MATERIAL PROVIDED:
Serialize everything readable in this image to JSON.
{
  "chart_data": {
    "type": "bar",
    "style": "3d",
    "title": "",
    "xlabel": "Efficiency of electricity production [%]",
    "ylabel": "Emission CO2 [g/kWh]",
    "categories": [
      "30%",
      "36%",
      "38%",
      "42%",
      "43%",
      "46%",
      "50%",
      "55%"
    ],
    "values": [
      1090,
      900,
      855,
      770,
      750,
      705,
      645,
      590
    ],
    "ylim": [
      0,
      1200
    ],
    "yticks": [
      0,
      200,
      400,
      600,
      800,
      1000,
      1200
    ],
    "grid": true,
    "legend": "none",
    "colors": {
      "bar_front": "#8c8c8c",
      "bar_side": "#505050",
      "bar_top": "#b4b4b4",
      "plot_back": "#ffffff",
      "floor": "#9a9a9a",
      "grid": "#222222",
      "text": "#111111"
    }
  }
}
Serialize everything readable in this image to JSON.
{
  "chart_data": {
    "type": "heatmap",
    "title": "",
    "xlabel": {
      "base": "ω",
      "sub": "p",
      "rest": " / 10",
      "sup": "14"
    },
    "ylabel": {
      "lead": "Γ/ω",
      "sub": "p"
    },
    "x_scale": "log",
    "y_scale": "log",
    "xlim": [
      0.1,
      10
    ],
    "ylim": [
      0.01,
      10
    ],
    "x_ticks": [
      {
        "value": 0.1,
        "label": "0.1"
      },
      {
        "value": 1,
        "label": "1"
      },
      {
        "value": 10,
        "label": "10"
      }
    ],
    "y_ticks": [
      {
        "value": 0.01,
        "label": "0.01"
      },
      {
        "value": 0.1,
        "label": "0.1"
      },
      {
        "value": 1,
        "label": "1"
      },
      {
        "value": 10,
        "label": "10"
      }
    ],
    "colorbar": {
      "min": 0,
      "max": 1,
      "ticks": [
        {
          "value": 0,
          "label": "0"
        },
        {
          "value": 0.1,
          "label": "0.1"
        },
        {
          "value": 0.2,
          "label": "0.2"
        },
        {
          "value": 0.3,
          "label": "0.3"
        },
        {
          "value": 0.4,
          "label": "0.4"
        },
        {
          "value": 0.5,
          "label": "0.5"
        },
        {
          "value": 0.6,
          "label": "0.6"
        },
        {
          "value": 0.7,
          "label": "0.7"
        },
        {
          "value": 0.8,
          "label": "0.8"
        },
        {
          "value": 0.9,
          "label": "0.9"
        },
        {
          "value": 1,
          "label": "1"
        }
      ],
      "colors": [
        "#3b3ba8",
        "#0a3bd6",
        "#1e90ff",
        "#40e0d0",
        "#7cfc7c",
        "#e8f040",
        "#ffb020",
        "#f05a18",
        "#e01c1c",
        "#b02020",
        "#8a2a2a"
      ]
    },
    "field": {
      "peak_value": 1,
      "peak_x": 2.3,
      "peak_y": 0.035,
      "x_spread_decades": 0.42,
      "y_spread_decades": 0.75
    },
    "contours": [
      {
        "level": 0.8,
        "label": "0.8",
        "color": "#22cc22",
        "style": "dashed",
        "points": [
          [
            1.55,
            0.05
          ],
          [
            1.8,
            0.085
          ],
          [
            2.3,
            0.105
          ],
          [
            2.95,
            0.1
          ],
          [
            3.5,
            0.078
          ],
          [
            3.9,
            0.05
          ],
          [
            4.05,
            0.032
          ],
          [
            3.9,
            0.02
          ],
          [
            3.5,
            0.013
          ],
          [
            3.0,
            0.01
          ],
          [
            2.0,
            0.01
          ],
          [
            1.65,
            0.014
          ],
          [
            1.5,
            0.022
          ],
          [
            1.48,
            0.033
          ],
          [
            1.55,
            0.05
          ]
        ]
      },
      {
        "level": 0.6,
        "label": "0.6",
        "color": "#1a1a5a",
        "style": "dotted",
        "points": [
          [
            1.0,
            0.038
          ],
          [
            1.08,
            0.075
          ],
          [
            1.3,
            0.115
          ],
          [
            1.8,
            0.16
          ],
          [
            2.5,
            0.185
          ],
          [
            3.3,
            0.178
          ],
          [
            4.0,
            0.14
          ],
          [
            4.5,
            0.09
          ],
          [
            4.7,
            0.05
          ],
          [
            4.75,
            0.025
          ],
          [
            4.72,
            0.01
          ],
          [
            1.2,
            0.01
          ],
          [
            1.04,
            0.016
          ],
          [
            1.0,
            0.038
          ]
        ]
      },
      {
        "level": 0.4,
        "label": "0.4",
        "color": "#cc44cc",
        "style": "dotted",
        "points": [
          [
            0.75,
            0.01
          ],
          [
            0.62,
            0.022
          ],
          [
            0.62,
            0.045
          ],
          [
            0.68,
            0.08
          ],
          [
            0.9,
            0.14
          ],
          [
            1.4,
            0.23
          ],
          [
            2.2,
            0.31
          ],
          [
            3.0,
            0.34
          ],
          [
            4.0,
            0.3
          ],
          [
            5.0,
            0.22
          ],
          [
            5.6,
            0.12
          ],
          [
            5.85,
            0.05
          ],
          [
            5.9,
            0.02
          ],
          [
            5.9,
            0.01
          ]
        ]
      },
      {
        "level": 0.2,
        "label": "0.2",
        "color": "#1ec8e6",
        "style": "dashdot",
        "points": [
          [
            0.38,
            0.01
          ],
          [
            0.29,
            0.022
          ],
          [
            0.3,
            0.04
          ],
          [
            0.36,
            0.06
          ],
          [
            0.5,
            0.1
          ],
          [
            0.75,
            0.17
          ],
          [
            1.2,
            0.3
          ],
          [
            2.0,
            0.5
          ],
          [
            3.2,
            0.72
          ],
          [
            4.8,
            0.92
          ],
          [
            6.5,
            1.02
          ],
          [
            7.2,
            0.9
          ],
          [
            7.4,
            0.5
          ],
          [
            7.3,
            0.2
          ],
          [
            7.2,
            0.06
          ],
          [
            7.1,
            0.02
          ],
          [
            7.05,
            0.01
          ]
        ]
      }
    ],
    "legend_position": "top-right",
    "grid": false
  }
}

PROBLEM STATEMENT: Go through the records and print each one exactly.

SOLUTION:
Serialize everything readable in this image to JSON.
{
  "chart_data": {
    "type": "bar",
    "style": "3d",
    "title": "",
    "xlabel": "Efficiency of electricity production [%]",
    "ylabel": "Emission CO2 [g/kWh]",
    "categories": [
      "30%",
      "36%",
      "38%",
      "42%",
      "43%",
      "46%",
      "50%",
      "55%"
    ],
    "values": [
      1090,
      900,
      855,
      770,
      750,
      705,
      645,
      590
    ],
    "ylim": [
      0,
      1200
    ],
    "yticks": [
      0,
      200,
      400,
      600,
      800,
      1000,
      1200
    ],
    "grid": true,
    "legend": "none",
    "colors": {
      "bar_front": "#8c8c8c",
      "bar_side": "#505050",
      "bar_top": "#b4b4b4",
      "plot_back": "#ffffff",
      "floor": "#9a9a9a",
      "grid": "#222222",
      "text": "#111111"
    }
  }
}
Serialize everything readable in this image to JSON.
{
  "chart_data": {
    "type": "heatmap",
    "title": "",
    "xlabel": {
      "base": "ω",
      "sub": "p",
      "rest": " / 10",
      "sup": "14"
    },
    "ylabel": {
      "lead": "Γ/ω",
      "sub": "p"
    },
    "x_scale": "log",
    "y_scale": "log",
    "xlim": [
      0.1,
      10
    ],
    "ylim": [
      0.01,
      10
    ],
    "x_ticks": [
      {
        "value": 0.1,
        "label": "0.1"
      },
      {
        "value": 1,
        "label": "1"
      },
      {
        "value": 10,
        "label": "10"
      }
    ],
    "y_ticks": [
      {
        "value": 0.01,
        "label": "0.01"
      },
      {
        "value": 0.1,
        "label": "0.1"
      },
      {
        "value": 1,
        "label": "1"
      },
      {
        "value": 10,
        "label": "10"
      }
    ],
    "colorbar": {
      "min": 0,
      "max": 1,
      "ticks": [
        {
          "value": 0,
          "label": "0"
        },
        {
          "value": 0.1,
          "label": "0.1"
        },
        {
          "value": 0.2,
          "label": "0.2"
        },
        {
          "value": 0.3,
          "label": "0.3"
        },
        {
          "value": 0.4,
          "label": "0.4"
        },
        {
          "value": 0.5,
          "label": "0.5"
        },
        {
          "value": 0.6,
          "label": "0.6"
        },
        {
          "value": 0.7,
          "label": "0.7"
        },
        {
          "value": 0.8,
          "label": "0.8"
        },
        {
          "value": 0.9,
          "label": "0.9"
        },
        {
          "value": 1,
          "label": "1"
        }
      ],
      "colors": [
        "#3b3ba8",
        "#0a3bd6",
        "#1e90ff",
        "#40e0d0",
        "#7cfc7c",
        "#e8f040",
        "#ffb020",
        "#f05a18",
        "#e01c1c",
        "#b02020",
        "#8a2a2a"
      ]
    },
    "field": {
      "peak_value": 1,
      "peak_x": 2.3,
      "peak_y": 0.035,
      "x_spread_decades": 0.42,
      "y_spread_decades": 0.75
    },
    "contours": [
      {
        "level": 0.8,
        "label": "0.8",
        "color": "#22cc22",
        "style": "dashed",
        "points": [
          [
            1.55,
            0.05
          ],
          [
            1.8,
            0.085
          ],
          [
            2.3,
            0.105
          ],
          [
            2.95,
            0.1
          ],
          [
            3.5,
            0.078
          ],
          [
            3.9,
            0.05
          ],
          [
            4.05,
            0.032
          ],
          [
            3.9,
            0.02
          ],
          [
            3.5,
            0.013
          ],
          [
            3.0,
            0.01
          ],
          [
            2.0,
            0.01
          ],
          [
            1.65,
            0.014
          ],
          [
            1.5,
            0.022
          ],
          [
            1.48,
            0.033
          ],
          [
            1.55,
            0.05
          ]
        ]
      },
      {
        "level": 0.6,
        "label": "0.6",
        "color": "#1a1a5a",
        "style": "dotted",
        "points": [
          [
            1.0,
            0.038
          ],
          [
            1.08,
            0.075
          ],
          [
            1.3,
            0.115
          ],
          [
            1.8,
            0.16
          ],
          [
            2.5,
            0.185
          ],
          [
            3.3,
            0.178
          ],
          [
            4.0,
            0.14
          ],
          [
            4.5,
            0.09
          ],
          [
            4.7,
            0.05
          ],
          [
            4.75,
            0.025
          ],
          [
            4.72,
            0.01
          ],
          [
            1.2,
            0.01
          ],
          [
            1.04,
            0.016
          ],
          [
            1.0,
            0.038
          ]
        ]
      },
      {
        "level": 0.4,
        "label": "0.4",
        "color": "#cc44cc",
        "style": "dotted",
        "points": [
          [
            0.75,
            0.01
          ],
          [
            0.62,
            0.022
          ],
          [
            0.62,
            0.045
          ],
          [
            0.68,
            0.08
          ],
          [
            0.9,
            0.14
          ],
          [
            1.4,
            0.23
          ],
          [
            2.2,
            0.31
          ],
          [
            3.0,
            0.34
          ],
          [
            4.0,
            0.3
          ],
          [
            5.0,
            0.22
          ],
          [
            5.6,
            0.12
          ],
          [
            5.85,
            0.05
          ],
          [
            5.9,
            0.02
          ],
          [
            5.9,
            0.01
          ]
        ]
      },
      {
        "level": 0.2,
        "label": "0.2",
        "color": "#1ec8e6",
        "style": "dashdot",
        "points": [
          [
            0.38,
            0.01
          ],
          [
            0.29,
            0.022
          ],
          [
            0.3,
            0.04
          ],
          [
            0.36,
            0.06
          ],
          [
            0.5,
            0.1
          ],
          [
            0.75,
            0.17
          ],
          [
            1.2,
            0.3
          ],
          [
            2.0,
            0.5
          ],
          [
            3.2,
            0.72
          ],
          [
            4.8,
            0.92
          ],
          [
            6.5,
            1.02
          ],
          [
            7.2,
            0.9
          ],
          [
            7.4,
            0.5
          ],
          [
            7.3,
            0.2
          ],
          [
            7.2,
            0.06
          ],
          [
            7.1,
            0.02
          ],
          [
            7.05,
            0.01
          ]
        ]
      }
    ],
    "legend_position": "top-right",
    "grid": false
  }
}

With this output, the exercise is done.